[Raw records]
[START]

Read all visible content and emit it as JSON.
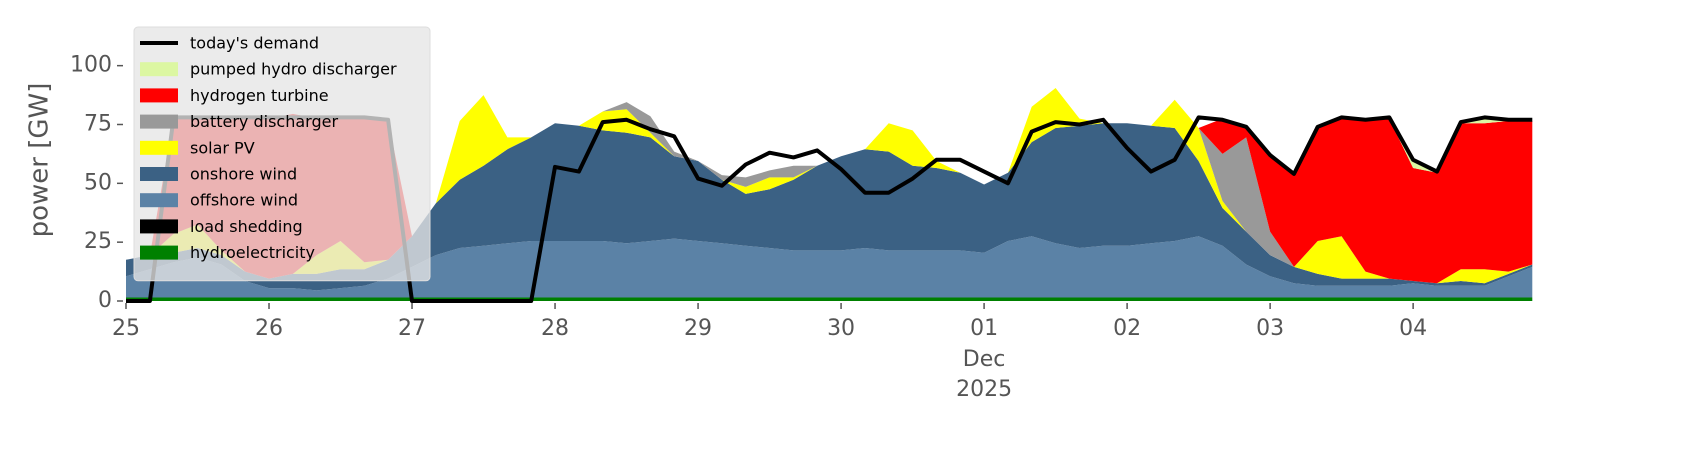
{
  "chart_data": {
    "type": "stacked_area",
    "ylabel": "power [GW]",
    "xlim": [
      0,
      9.95
    ],
    "ylim": [
      0,
      116
    ],
    "yticks": [
      0,
      25,
      50,
      75,
      100
    ],
    "xticks": [
      {
        "value": 0,
        "label": "25"
      },
      {
        "value": 1,
        "label": "26"
      },
      {
        "value": 2,
        "label": "27"
      },
      {
        "value": 3,
        "label": "28"
      },
      {
        "value": 4,
        "label": "29"
      },
      {
        "value": 5,
        "label": "30"
      },
      {
        "value": 6,
        "label": "01"
      },
      {
        "value": 7,
        "label": "02"
      },
      {
        "value": 8,
        "label": "03"
      },
      {
        "value": 9,
        "label": "04"
      }
    ],
    "x_month": "Dec",
    "x_year": "2025",
    "legend": "upper left",
    "x": [
      0,
      0.167,
      0.333,
      0.5,
      0.667,
      0.833,
      1,
      1.167,
      1.333,
      1.5,
      1.667,
      1.833,
      2,
      2.167,
      2.333,
      2.5,
      2.667,
      2.833,
      3,
      3.167,
      3.333,
      3.5,
      3.667,
      3.833,
      4,
      4.167,
      4.333,
      4.5,
      4.667,
      4.833,
      5,
      5.167,
      5.333,
      5.5,
      5.667,
      5.833,
      6,
      6.167,
      6.333,
      6.5,
      6.667,
      6.833,
      7,
      7.167,
      7.333,
      7.5,
      7.667,
      7.833,
      8,
      8.167,
      8.333,
      8.5,
      8.667,
      8.833,
      9,
      9.167,
      9.333,
      9.5,
      9.667,
      9.833
    ],
    "series": [
      {
        "name": "today's demand",
        "kind": "line",
        "color": "#000000",
        "values": [
          0,
          0,
          78,
          78,
          78,
          78,
          78,
          78,
          78,
          78,
          78,
          77,
          0,
          0,
          0,
          0,
          0,
          0,
          57,
          55,
          76,
          77,
          73,
          70,
          52,
          49,
          58,
          63,
          61,
          64,
          56,
          46,
          46,
          52,
          60,
          60,
          55,
          50,
          72,
          76,
          75,
          77,
          65,
          55,
          60,
          78,
          77,
          74,
          62,
          54,
          74,
          78,
          77,
          78,
          60,
          55,
          76,
          78,
          77,
          77
        ]
      },
      {
        "name": "pumped hydro discharger",
        "kind": "area",
        "color": "#dcf7a2",
        "values": [
          0,
          0,
          0,
          0,
          0,
          0,
          0,
          0,
          0,
          0,
          0,
          0,
          0,
          0,
          0,
          0,
          0,
          0,
          0,
          0,
          0,
          0,
          0,
          0,
          0,
          0,
          0,
          0,
          0,
          0,
          0,
          0,
          0,
          0,
          0,
          0,
          0,
          0,
          0,
          0,
          0,
          0,
          0,
          0,
          0,
          0,
          0,
          0,
          0,
          0,
          0,
          0,
          0,
          0,
          3,
          0,
          0,
          2,
          0,
          0
        ]
      },
      {
        "name": "hydrogen turbine",
        "kind": "area",
        "color": "#ff0000",
        "values": [
          0,
          0,
          49,
          45,
          56,
          65,
          68,
          68,
          58,
          52,
          61,
          59,
          0,
          0,
          0,
          0,
          0,
          0,
          0,
          0,
          0,
          0,
          0,
          0,
          0,
          0,
          0,
          0,
          0,
          0,
          0,
          0,
          0,
          0,
          0,
          0,
          0,
          0,
          0,
          0,
          0,
          0,
          0,
          0,
          0,
          0,
          15,
          4,
          32,
          40,
          48,
          50,
          64,
          68,
          48,
          47,
          62,
          62,
          64,
          61
        ]
      },
      {
        "name": "battery discharger",
        "kind": "area",
        "color": "#999999",
        "values": [
          0,
          0,
          0,
          0,
          0,
          0,
          0,
          0,
          0,
          0,
          0,
          0,
          0,
          0,
          0,
          0,
          0,
          0,
          0,
          0,
          0,
          3,
          7,
          2,
          0,
          2,
          4,
          3,
          5,
          0,
          0,
          0,
          0,
          0,
          0,
          0,
          0,
          0,
          0,
          0,
          0,
          0,
          0,
          0,
          0,
          0,
          20,
          40,
          10,
          0,
          0,
          0,
          0,
          0,
          0,
          0,
          0,
          0,
          0,
          0
        ]
      },
      {
        "name": "solar PV",
        "kind": "area",
        "color": "#ffff00",
        "values": [
          0,
          0,
          8,
          10,
          2,
          0,
          0,
          0,
          8,
          12,
          3,
          0,
          0,
          0,
          25,
          30,
          5,
          0,
          0,
          0,
          8,
          10,
          2,
          0,
          0,
          0,
          3,
          5,
          1,
          0,
          0,
          0,
          12,
          15,
          3,
          0,
          0,
          0,
          15,
          17,
          3,
          0,
          0,
          0,
          12,
          14,
          3,
          0,
          0,
          0,
          14,
          18,
          3,
          0,
          0,
          0,
          5,
          6,
          1,
          0
        ]
      },
      {
        "name": "onshore wind",
        "kind": "area",
        "color": "#3b6184",
        "values": [
          7,
          6,
          4,
          4,
          4,
          4,
          4,
          6,
          7,
          8,
          7,
          8,
          13,
          22,
          29,
          34,
          40,
          44,
          50,
          49,
          47,
          47,
          44,
          35,
          34,
          27,
          22,
          25,
          30,
          36,
          40,
          42,
          42,
          36,
          35,
          33,
          29,
          29,
          40,
          49,
          52,
          52,
          52,
          50,
          48,
          32,
          16,
          14,
          9,
          7,
          5,
          3,
          3,
          3,
          1,
          1,
          2,
          1,
          1,
          1
        ]
      },
      {
        "name": "offshore wind",
        "kind": "area",
        "color": "#5b82a6",
        "values": [
          9,
          12,
          15,
          17,
          14,
          7,
          4,
          4,
          3,
          4,
          5,
          8,
          13,
          18,
          21,
          22,
          23,
          24,
          24,
          24,
          24,
          23,
          24,
          25,
          24,
          23,
          22,
          21,
          20,
          20,
          20,
          21,
          20,
          20,
          20,
          20,
          19,
          24,
          26,
          23,
          21,
          22,
          22,
          23,
          24,
          26,
          22,
          14,
          9,
          6,
          5,
          5,
          5,
          5,
          6,
          5,
          5,
          5,
          9,
          13
        ]
      },
      {
        "name": "load shedding",
        "kind": "area",
        "color": "#000000",
        "values": [
          0,
          0,
          0,
          0,
          0,
          0,
          0,
          0,
          0,
          0,
          0,
          0,
          0,
          0,
          0,
          0,
          0,
          0,
          0,
          0,
          0,
          0,
          0,
          0,
          0,
          0,
          0,
          0,
          0,
          0,
          0,
          0,
          0,
          0,
          0,
          0,
          0,
          0,
          0,
          0,
          0,
          0,
          0,
          0,
          0,
          0,
          0,
          0,
          0,
          0,
          0,
          0,
          0,
          0,
          0,
          0,
          0,
          0,
          0,
          0
        ]
      },
      {
        "name": "hydroelectricity",
        "kind": "area",
        "color": "#008000",
        "values": [
          1.5,
          1.5,
          1.5,
          1.5,
          1.5,
          1.5,
          1.5,
          1.5,
          1.5,
          1.5,
          1.5,
          1.5,
          1.5,
          1.5,
          1.5,
          1.5,
          1.5,
          1.5,
          1.5,
          1.5,
          1.5,
          1.5,
          1.5,
          1.5,
          1.5,
          1.5,
          1.5,
          1.5,
          1.5,
          1.5,
          1.5,
          1.5,
          1.5,
          1.5,
          1.5,
          1.5,
          1.5,
          1.5,
          1.5,
          1.5,
          1.5,
          1.5,
          1.5,
          1.5,
          1.5,
          1.5,
          1.5,
          1.5,
          1.5,
          1.5,
          1.5,
          1.5,
          1.5,
          1.5,
          1.5,
          1.5,
          1.5,
          1.5,
          1.5,
          1.5
        ]
      }
    ]
  }
}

[END]

## SHORT PROBLEM:
Repeat the data exactly, excluding the pictures.

## EXERCISE RESPONSE:
Read all visible content and emit it as JSON.
{
  "chart_data": {
    "type": "stacked_area",
    "ylabel": "power [GW]",
    "xlim": [
      0,
      9.95
    ],
    "ylim": [
      0,
      116
    ],
    "yticks": [
      0,
      25,
      50,
      75,
      100
    ],
    "xticks": [
      {
        "value": 0,
        "label": "25"
      },
      {
        "value": 1,
        "label": "26"
      },
      {
        "value": 2,
        "label": "27"
      },
      {
        "value": 3,
        "label": "28"
      },
      {
        "value": 4,
        "label": "29"
      },
      {
        "value": 5,
        "label": "30"
      },
      {
        "value": 6,
        "label": "01"
      },
      {
        "value": 7,
        "label": "02"
      },
      {
        "value": 8,
        "label": "03"
      },
      {
        "value": 9,
        "label": "04"
      }
    ],
    "x_month": "Dec",
    "x_year": "2025",
    "legend": "upper left",
    "x": [
      0,
      0.167,
      0.333,
      0.5,
      0.667,
      0.833,
      1,
      1.167,
      1.333,
      1.5,
      1.667,
      1.833,
      2,
      2.167,
      2.333,
      2.5,
      2.667,
      2.833,
      3,
      3.167,
      3.333,
      3.5,
      3.667,
      3.833,
      4,
      4.167,
      4.333,
      4.5,
      4.667,
      4.833,
      5,
      5.167,
      5.333,
      5.5,
      5.667,
      5.833,
      6,
      6.167,
      6.333,
      6.5,
      6.667,
      6.833,
      7,
      7.167,
      7.333,
      7.5,
      7.667,
      7.833,
      8,
      8.167,
      8.333,
      8.5,
      8.667,
      8.833,
      9,
      9.167,
      9.333,
      9.5,
      9.667,
      9.833
    ],
    "series": [
      {
        "name": "today's demand",
        "kind": "line",
        "color": "#000000",
        "values": [
          0,
          0,
          78,
          78,
          78,
          78,
          78,
          78,
          78,
          78,
          78,
          77,
          0,
          0,
          0,
          0,
          0,
          0,
          57,
          55,
          76,
          77,
          73,
          70,
          52,
          49,
          58,
          63,
          61,
          64,
          56,
          46,
          46,
          52,
          60,
          60,
          55,
          50,
          72,
          76,
          75,
          77,
          65,
          55,
          60,
          78,
          77,
          74,
          62,
          54,
          74,
          78,
          77,
          78,
          60,
          55,
          76,
          78,
          77,
          77
        ]
      },
      {
        "name": "pumped hydro discharger",
        "kind": "area",
        "color": "#dcf7a2",
        "values": [
          0,
          0,
          0,
          0,
          0,
          0,
          0,
          0,
          0,
          0,
          0,
          0,
          0,
          0,
          0,
          0,
          0,
          0,
          0,
          0,
          0,
          0,
          0,
          0,
          0,
          0,
          0,
          0,
          0,
          0,
          0,
          0,
          0,
          0,
          0,
          0,
          0,
          0,
          0,
          0,
          0,
          0,
          0,
          0,
          0,
          0,
          0,
          0,
          0,
          0,
          0,
          0,
          0,
          0,
          3,
          0,
          0,
          2,
          0,
          0
        ]
      },
      {
        "name": "hydrogen turbine",
        "kind": "area",
        "color": "#ff0000",
        "values": [
          0,
          0,
          49,
          45,
          56,
          65,
          68,
          68,
          58,
          52,
          61,
          59,
          0,
          0,
          0,
          0,
          0,
          0,
          0,
          0,
          0,
          0,
          0,
          0,
          0,
          0,
          0,
          0,
          0,
          0,
          0,
          0,
          0,
          0,
          0,
          0,
          0,
          0,
          0,
          0,
          0,
          0,
          0,
          0,
          0,
          0,
          15,
          4,
          32,
          40,
          48,
          50,
          64,
          68,
          48,
          47,
          62,
          62,
          64,
          61
        ]
      },
      {
        "name": "battery discharger",
        "kind": "area",
        "color": "#999999",
        "values": [
          0,
          0,
          0,
          0,
          0,
          0,
          0,
          0,
          0,
          0,
          0,
          0,
          0,
          0,
          0,
          0,
          0,
          0,
          0,
          0,
          0,
          3,
          7,
          2,
          0,
          2,
          4,
          3,
          5,
          0,
          0,
          0,
          0,
          0,
          0,
          0,
          0,
          0,
          0,
          0,
          0,
          0,
          0,
          0,
          0,
          0,
          20,
          40,
          10,
          0,
          0,
          0,
          0,
          0,
          0,
          0,
          0,
          0,
          0,
          0
        ]
      },
      {
        "name": "solar PV",
        "kind": "area",
        "color": "#ffff00",
        "values": [
          0,
          0,
          8,
          10,
          2,
          0,
          0,
          0,
          8,
          12,
          3,
          0,
          0,
          0,
          25,
          30,
          5,
          0,
          0,
          0,
          8,
          10,
          2,
          0,
          0,
          0,
          3,
          5,
          1,
          0,
          0,
          0,
          12,
          15,
          3,
          0,
          0,
          0,
          15,
          17,
          3,
          0,
          0,
          0,
          12,
          14,
          3,
          0,
          0,
          0,
          14,
          18,
          3,
          0,
          0,
          0,
          5,
          6,
          1,
          0
        ]
      },
      {
        "name": "onshore wind",
        "kind": "area",
        "color": "#3b6184",
        "values": [
          7,
          6,
          4,
          4,
          4,
          4,
          4,
          6,
          7,
          8,
          7,
          8,
          13,
          22,
          29,
          34,
          40,
          44,
          50,
          49,
          47,
          47,
          44,
          35,
          34,
          27,
          22,
          25,
          30,
          36,
          40,
          42,
          42,
          36,
          35,
          33,
          29,
          29,
          40,
          49,
          52,
          52,
          52,
          50,
          48,
          32,
          16,
          14,
          9,
          7,
          5,
          3,
          3,
          3,
          1,
          1,
          2,
          1,
          1,
          1
        ]
      },
      {
        "name": "offshore wind",
        "kind": "area",
        "color": "#5b82a6",
        "values": [
          9,
          12,
          15,
          17,
          14,
          7,
          4,
          4,
          3,
          4,
          5,
          8,
          13,
          18,
          21,
          22,
          23,
          24,
          24,
          24,
          24,
          23,
          24,
          25,
          24,
          23,
          22,
          21,
          20,
          20,
          20,
          21,
          20,
          20,
          20,
          20,
          19,
          24,
          26,
          23,
          21,
          22,
          22,
          23,
          24,
          26,
          22,
          14,
          9,
          6,
          5,
          5,
          5,
          5,
          6,
          5,
          5,
          5,
          9,
          13
        ]
      },
      {
        "name": "load shedding",
        "kind": "area",
        "color": "#000000",
        "values": [
          0,
          0,
          0,
          0,
          0,
          0,
          0,
          0,
          0,
          0,
          0,
          0,
          0,
          0,
          0,
          0,
          0,
          0,
          0,
          0,
          0,
          0,
          0,
          0,
          0,
          0,
          0,
          0,
          0,
          0,
          0,
          0,
          0,
          0,
          0,
          0,
          0,
          0,
          0,
          0,
          0,
          0,
          0,
          0,
          0,
          0,
          0,
          0,
          0,
          0,
          0,
          0,
          0,
          0,
          0,
          0,
          0,
          0,
          0,
          0
        ]
      },
      {
        "name": "hydroelectricity",
        "kind": "area",
        "color": "#008000",
        "values": [
          1.5,
          1.5,
          1.5,
          1.5,
          1.5,
          1.5,
          1.5,
          1.5,
          1.5,
          1.5,
          1.5,
          1.5,
          1.5,
          1.5,
          1.5,
          1.5,
          1.5,
          1.5,
          1.5,
          1.5,
          1.5,
          1.5,
          1.5,
          1.5,
          1.5,
          1.5,
          1.5,
          1.5,
          1.5,
          1.5,
          1.5,
          1.5,
          1.5,
          1.5,
          1.5,
          1.5,
          1.5,
          1.5,
          1.5,
          1.5,
          1.5,
          1.5,
          1.5,
          1.5,
          1.5,
          1.5,
          1.5,
          1.5,
          1.5,
          1.5,
          1.5,
          1.5,
          1.5,
          1.5,
          1.5,
          1.5,
          1.5,
          1.5,
          1.5,
          1.5
        ]
      }
    ]
  }
}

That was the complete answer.